WHAT THE EXERCISE ASKS
Render the following material again verbatim, leaving nothing out.

A run of records
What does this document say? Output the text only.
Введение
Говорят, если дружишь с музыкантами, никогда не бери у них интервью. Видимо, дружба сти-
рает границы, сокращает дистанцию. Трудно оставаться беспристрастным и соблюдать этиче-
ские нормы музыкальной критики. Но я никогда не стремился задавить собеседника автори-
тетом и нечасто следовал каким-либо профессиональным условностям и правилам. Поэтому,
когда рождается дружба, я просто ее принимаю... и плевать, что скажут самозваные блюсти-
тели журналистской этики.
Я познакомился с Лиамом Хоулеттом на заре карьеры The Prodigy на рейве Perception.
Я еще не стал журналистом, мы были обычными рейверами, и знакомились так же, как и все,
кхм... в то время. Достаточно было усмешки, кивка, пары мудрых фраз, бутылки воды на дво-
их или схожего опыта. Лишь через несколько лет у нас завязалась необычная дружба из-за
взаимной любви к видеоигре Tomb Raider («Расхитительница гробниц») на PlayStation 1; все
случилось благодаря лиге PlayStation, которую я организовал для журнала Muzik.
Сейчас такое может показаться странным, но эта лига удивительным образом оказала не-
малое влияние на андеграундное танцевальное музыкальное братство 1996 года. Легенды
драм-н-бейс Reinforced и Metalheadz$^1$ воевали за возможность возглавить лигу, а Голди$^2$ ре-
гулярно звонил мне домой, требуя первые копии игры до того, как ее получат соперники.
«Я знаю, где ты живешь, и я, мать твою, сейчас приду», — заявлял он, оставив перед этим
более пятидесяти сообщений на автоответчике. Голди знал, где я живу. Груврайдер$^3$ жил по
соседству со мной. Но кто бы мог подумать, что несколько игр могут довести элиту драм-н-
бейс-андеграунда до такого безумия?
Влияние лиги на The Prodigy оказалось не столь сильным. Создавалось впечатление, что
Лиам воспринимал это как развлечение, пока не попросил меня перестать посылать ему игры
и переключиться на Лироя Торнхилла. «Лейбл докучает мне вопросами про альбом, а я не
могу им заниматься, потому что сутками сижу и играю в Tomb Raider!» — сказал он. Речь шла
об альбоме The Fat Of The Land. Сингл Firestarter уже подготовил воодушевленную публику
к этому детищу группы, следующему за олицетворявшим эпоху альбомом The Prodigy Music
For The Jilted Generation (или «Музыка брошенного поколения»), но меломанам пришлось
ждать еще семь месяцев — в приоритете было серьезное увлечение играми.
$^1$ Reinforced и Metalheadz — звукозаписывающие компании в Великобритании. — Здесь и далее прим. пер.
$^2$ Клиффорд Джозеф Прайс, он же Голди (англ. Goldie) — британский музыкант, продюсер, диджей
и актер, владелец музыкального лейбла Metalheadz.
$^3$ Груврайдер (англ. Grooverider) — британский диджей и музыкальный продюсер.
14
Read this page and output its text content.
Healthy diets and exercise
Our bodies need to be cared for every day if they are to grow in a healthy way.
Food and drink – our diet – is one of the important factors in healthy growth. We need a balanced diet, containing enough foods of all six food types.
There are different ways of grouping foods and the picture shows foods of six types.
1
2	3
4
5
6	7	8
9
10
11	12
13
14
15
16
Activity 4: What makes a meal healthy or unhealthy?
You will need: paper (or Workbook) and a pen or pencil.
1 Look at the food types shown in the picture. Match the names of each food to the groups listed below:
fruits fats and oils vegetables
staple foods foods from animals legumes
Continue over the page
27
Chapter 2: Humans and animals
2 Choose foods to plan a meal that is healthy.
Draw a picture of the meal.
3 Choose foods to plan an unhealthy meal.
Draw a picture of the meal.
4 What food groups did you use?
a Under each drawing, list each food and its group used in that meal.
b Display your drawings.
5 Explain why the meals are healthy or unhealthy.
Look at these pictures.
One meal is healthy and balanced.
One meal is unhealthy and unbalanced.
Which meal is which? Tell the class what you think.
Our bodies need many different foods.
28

COMPLETE OUTPUT
What does this document say? Output the text only.
Введение
Говорят, если дружишь с музыкантами, никогда не бери у них интервью. Видимо, дружба сти-
рает границы, сокращает дистанцию. Трудно оставаться беспристрастным и соблюдать этиче-
ские нормы музыкальной критики. Но я никогда не стремился задавить собеседника автори-
тетом и нечасто следовал каким-либо профессиональным условностям и правилам. Поэтому,
когда рождается дружба, я просто ее принимаю... и плевать, что скажут самозваные блюсти-
тели журналистской этики.
Я познакомился с Лиамом Хоулеттом на заре карьеры The Prodigy на рейве Perception.
Я еще не стал журналистом, мы были обычными рейверами, и знакомились так же, как и все,
кхм... в то время. Достаточно было усмешки, кивка, пары мудрых фраз, бутылки воды на дво-
их или схожего опыта. Лишь через несколько лет у нас завязалась необычная дружба из-за
взаимной любви к видеоигре Tomb Raider («Расхитительница гробниц») на PlayStation 1; все
случилось благодаря лиге PlayStation, которую я организовал для журнала Muzik.
Сейчас такое может показаться странным, но эта лига удивительным образом оказала не-
малое влияние на андеграундное танцевальное музыкальное братство 1996 года. Легенды
драм-н-бейс Reinforced и Metalheadz$^1$ воевали за возможность возглавить лигу, а Голди$^2$ ре-
гулярно звонил мне домой, требуя первые копии игры до того, как ее получат соперники.
«Я знаю, где ты живешь, и я, мать твою, сейчас приду», — заявлял он, оставив перед этим
более пятидесяти сообщений на автоответчике. Голди знал, где я живу. Груврайдер$^3$ жил по
соседству со мной. Но кто бы мог подумать, что несколько игр могут довести элиту драм-н-
бейс-андеграунда до такого безумия?
Влияние лиги на The Prodigy оказалось не столь сильным. Создавалось впечатление, что
Лиам воспринимал это как развлечение, пока не попросил меня перестать посылать ему игры
и переключиться на Лироя Торнхилла. «Лейбл докучает мне вопросами про альбом, а я не
могу им заниматься, потому что сутками сижу и играю в Tomb Raider!» — сказал он. Речь шла
об альбоме The Fat Of The Land. Сингл Firestarter уже подготовил воодушевленную публику
к этому детищу группы, следующему за олицетворявшим эпоху альбомом The Prodigy Music
For The Jilted Generation (или «Музыка брошенного поколения»), но меломанам пришлось
ждать еще семь месяцев — в приоритете было серьезное увлечение играми.
$^1$ Reinforced и Metalheadz — звукозаписывающие компании в Великобритании. — Здесь и далее прим. пер.
$^2$ Клиффорд Джозеф Прайс, он же Голди (англ. Goldie) — британский музыкант, продюсер, диджей
и актер, владелец музыкального лейбла Metalheadz.
$^3$ Груврайдер (англ. Grooverider) — британский диджей и музыкальный продюсер.
14
Read this page and output its text content.
Healthy diets and exercise
Our bodies need to be cared for every day if they are to grow in a healthy way.
Food and drink – our diet – is one of the important factors in healthy growth. We need a balanced diet, containing enough foods of all six food types.
There are different ways of grouping foods and the picture shows foods of six types.
1
2	3
4
5
6	7	8
9
10
11	12
13
14
15
16
Activity 4: What makes a meal healthy or unhealthy?
You will need: paper (or Workbook) and a pen or pencil.
1 Look at the food types shown in the picture. Match the names of each food to the groups listed below:
fruits fats and oils vegetables
staple foods foods from animals legumes
Continue over the page
27
Chapter 2: Humans and animals
2 Choose foods to plan a meal that is healthy.
Draw a picture of the meal.
3 Choose foods to plan an unhealthy meal.
Draw a picture of the meal.
4 What food groups did you use?
a Under each drawing, list each food and its group used in that meal.
b Display your drawings.
5 Explain why the meals are healthy or unhealthy.
Look at these pictures.
One meal is healthy and balanced.
One meal is unhealthy and unbalanced.
Which meal is which? Tell the class what you think.
Our bodies need many different foods.
28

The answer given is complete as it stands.